--- Data listing ---
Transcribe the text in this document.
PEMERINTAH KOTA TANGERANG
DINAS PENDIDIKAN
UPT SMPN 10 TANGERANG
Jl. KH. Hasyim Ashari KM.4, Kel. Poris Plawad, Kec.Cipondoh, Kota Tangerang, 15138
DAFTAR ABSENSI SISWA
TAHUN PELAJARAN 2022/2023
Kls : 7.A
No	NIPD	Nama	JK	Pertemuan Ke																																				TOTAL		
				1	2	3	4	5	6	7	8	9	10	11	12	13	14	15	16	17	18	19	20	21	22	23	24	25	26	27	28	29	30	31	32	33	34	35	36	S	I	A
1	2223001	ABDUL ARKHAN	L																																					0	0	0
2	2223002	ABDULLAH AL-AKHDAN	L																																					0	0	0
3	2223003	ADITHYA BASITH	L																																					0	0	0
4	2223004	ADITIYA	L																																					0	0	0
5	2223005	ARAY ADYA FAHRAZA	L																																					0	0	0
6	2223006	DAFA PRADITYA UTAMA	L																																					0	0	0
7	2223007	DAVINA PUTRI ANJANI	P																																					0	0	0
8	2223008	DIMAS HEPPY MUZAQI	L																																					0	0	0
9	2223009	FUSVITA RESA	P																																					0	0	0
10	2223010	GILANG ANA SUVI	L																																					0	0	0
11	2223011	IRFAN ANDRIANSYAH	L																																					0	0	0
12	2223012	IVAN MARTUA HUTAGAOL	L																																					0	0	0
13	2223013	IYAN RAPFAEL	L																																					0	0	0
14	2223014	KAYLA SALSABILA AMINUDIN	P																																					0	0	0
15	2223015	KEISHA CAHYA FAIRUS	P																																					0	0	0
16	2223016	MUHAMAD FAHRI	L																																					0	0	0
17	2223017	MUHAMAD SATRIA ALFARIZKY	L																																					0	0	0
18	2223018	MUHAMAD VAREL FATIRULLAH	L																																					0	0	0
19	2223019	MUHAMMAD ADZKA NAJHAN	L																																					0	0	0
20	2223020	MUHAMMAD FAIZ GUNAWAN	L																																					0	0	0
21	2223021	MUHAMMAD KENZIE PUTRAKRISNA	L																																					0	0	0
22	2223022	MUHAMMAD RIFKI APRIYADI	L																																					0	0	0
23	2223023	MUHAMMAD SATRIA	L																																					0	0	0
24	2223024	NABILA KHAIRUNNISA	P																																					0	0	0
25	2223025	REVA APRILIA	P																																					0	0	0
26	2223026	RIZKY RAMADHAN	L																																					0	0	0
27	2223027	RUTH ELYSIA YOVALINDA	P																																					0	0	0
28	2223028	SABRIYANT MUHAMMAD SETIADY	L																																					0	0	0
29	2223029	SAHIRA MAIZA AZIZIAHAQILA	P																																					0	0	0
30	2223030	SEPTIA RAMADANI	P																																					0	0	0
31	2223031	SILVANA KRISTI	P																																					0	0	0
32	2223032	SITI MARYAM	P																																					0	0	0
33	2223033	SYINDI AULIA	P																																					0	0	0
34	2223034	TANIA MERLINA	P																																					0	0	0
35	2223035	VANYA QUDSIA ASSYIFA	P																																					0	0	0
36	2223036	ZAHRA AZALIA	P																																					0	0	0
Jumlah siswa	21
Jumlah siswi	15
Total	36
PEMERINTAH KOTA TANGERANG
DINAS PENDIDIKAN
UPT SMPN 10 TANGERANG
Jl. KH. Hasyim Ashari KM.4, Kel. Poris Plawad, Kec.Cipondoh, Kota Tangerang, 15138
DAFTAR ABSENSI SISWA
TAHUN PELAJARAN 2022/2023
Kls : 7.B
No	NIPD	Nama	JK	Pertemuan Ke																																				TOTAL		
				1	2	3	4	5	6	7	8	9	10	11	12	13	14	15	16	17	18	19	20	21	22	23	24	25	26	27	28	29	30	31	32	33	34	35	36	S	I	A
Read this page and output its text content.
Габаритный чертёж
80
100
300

--- Request ---
Copy exactly, and only, the lines from the one containing "Read this page and output its text content." through the last line of the listing.

--- Output below ---
Read this page and output its text content.
Габаритный чертёж
80
100
300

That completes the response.